> [WRITTEN EXERCISE] Give back the records below exactly, every one, with no pictures.

> [EXERCISE MATERIAL]
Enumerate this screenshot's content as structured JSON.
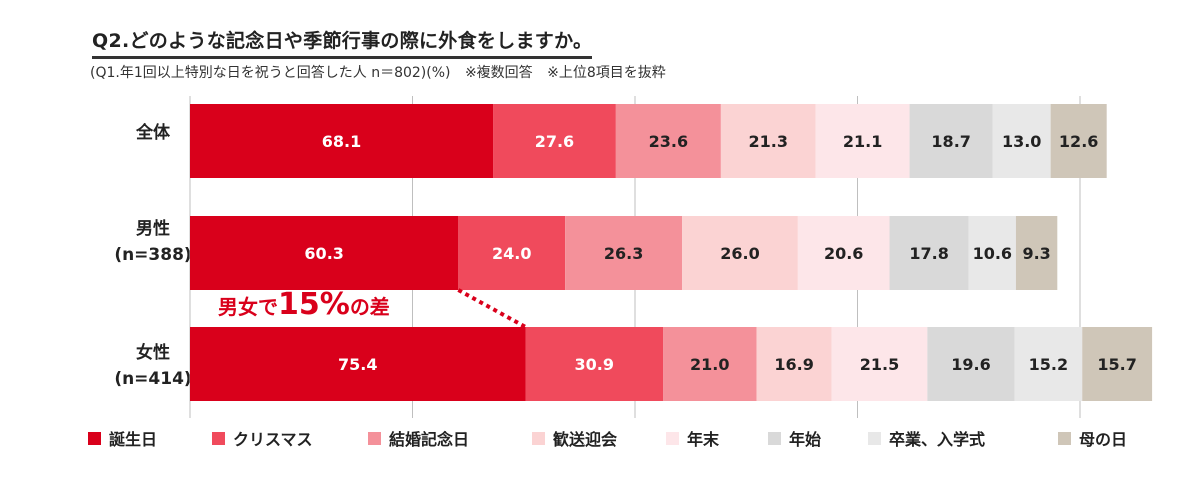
{
  "title": "Q2.どのような記念日や季節行事の際に外食をしますか。",
  "subtitle": "(Q1.年1回以上特別な日を祝うと回答した人 n＝802)(%)",
  "notes": [
    "※複数回答",
    "※上位8項目を抜粋"
  ],
  "annotation": {
    "prefix": "男女で",
    "highlight": "15%",
    "suffix": "の差"
  },
  "chart_data": {
    "type": "bar",
    "orientation": "horizontal",
    "stacked": true,
    "unit": "%",
    "categories": [
      "全体",
      "男性\n(n=388)",
      "女性\n(n=414)"
    ],
    "series": [
      {
        "name": "誕生日",
        "values": [
          68.1,
          60.3,
          75.4
        ],
        "color": "#d9001b",
        "label_color": "#ffffff"
      },
      {
        "name": "クリスマス",
        "values": [
          27.6,
          24.0,
          30.9
        ],
        "color": "#f04a5c",
        "label_color": "#ffffff"
      },
      {
        "name": "結婚記念日",
        "values": [
          23.6,
          26.3,
          21.0
        ],
        "color": "#f4919a",
        "label_color": "#222222"
      },
      {
        "name": "歓送迎会",
        "values": [
          21.3,
          26.0,
          16.9
        ],
        "color": "#fbd3d3",
        "label_color": "#222222"
      },
      {
        "name": "年末",
        "values": [
          21.1,
          20.6,
          21.5
        ],
        "color": "#fde6e9",
        "label_color": "#222222"
      },
      {
        "name": "年始",
        "values": [
          18.7,
          17.8,
          19.6
        ],
        "color": "#d9d9d9",
        "label_color": "#222222"
      },
      {
        "name": "卒業、入学式",
        "values": [
          13.0,
          10.6,
          15.2
        ],
        "color": "#e8e8e8",
        "label_color": "#222222"
      },
      {
        "name": "母の日",
        "values": [
          12.6,
          9.3,
          15.7
        ],
        "color": "#cfc6b8",
        "label_color": "#222222"
      }
    ],
    "legend": "bottom"
  }
}
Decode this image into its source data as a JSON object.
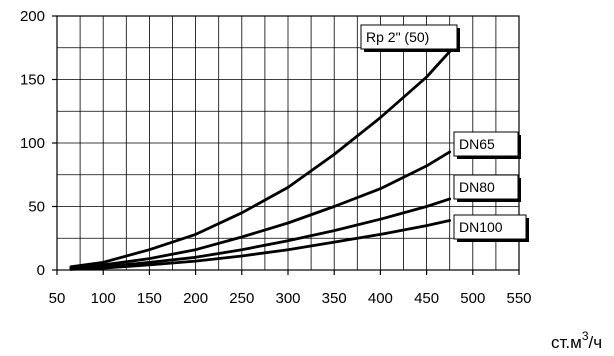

> [SOLUTION TO THIS EXERCISE]
Enumerate this screenshot's content as structured JSON.
{
  "title": "Q2.どのような記念日や季節行事の際に外食をしますか。",
  "subtitle": "(Q1.年1回以上特別な日を祝うと回答した人 n＝802)(%)",
  "notes": [
    "※複数回答",
    "※上位8項目を抜粋"
  ],
  "annotation": {
    "prefix": "男女で",
    "highlight": "15%",
    "suffix": "の差"
  },
  "chart_data": {
    "type": "bar",
    "orientation": "horizontal",
    "stacked": true,
    "unit": "%",
    "categories": [
      "全体",
      "男性\n(n=388)",
      "女性\n(n=414)"
    ],
    "series": [
      {
        "name": "誕生日",
        "values": [
          68.1,
          60.3,
          75.4
        ],
        "color": "#d9001b",
        "label_color": "#ffffff"
      },
      {
        "name": "クリスマス",
        "values": [
          27.6,
          24.0,
          30.9
        ],
        "color": "#f04a5c",
        "label_color": "#ffffff"
      },
      {
        "name": "結婚記念日",
        "values": [
          23.6,
          26.3,
          21.0
        ],
        "color": "#f4919a",
        "label_color": "#222222"
      },
      {
        "name": "歓送迎会",
        "values": [
          21.3,
          26.0,
          16.9
        ],
        "color": "#fbd3d3",
        "label_color": "#222222"
      },
      {
        "name": "年末",
        "values": [
          21.1,
          20.6,
          21.5
        ],
        "color": "#fde6e9",
        "label_color": "#222222"
      },
      {
        "name": "年始",
        "values": [
          18.7,
          17.8,
          19.6
        ],
        "color": "#d9d9d9",
        "label_color": "#222222"
      },
      {
        "name": "卒業、入学式",
        "values": [
          13.0,
          10.6,
          15.2
        ],
        "color": "#e8e8e8",
        "label_color": "#222222"
      },
      {
        "name": "母の日",
        "values": [
          12.6,
          9.3,
          15.7
        ],
        "color": "#cfc6b8",
        "label_color": "#222222"
      }
    ],
    "legend": "bottom"
  }
}
Decode this image into its source data as a JSON object.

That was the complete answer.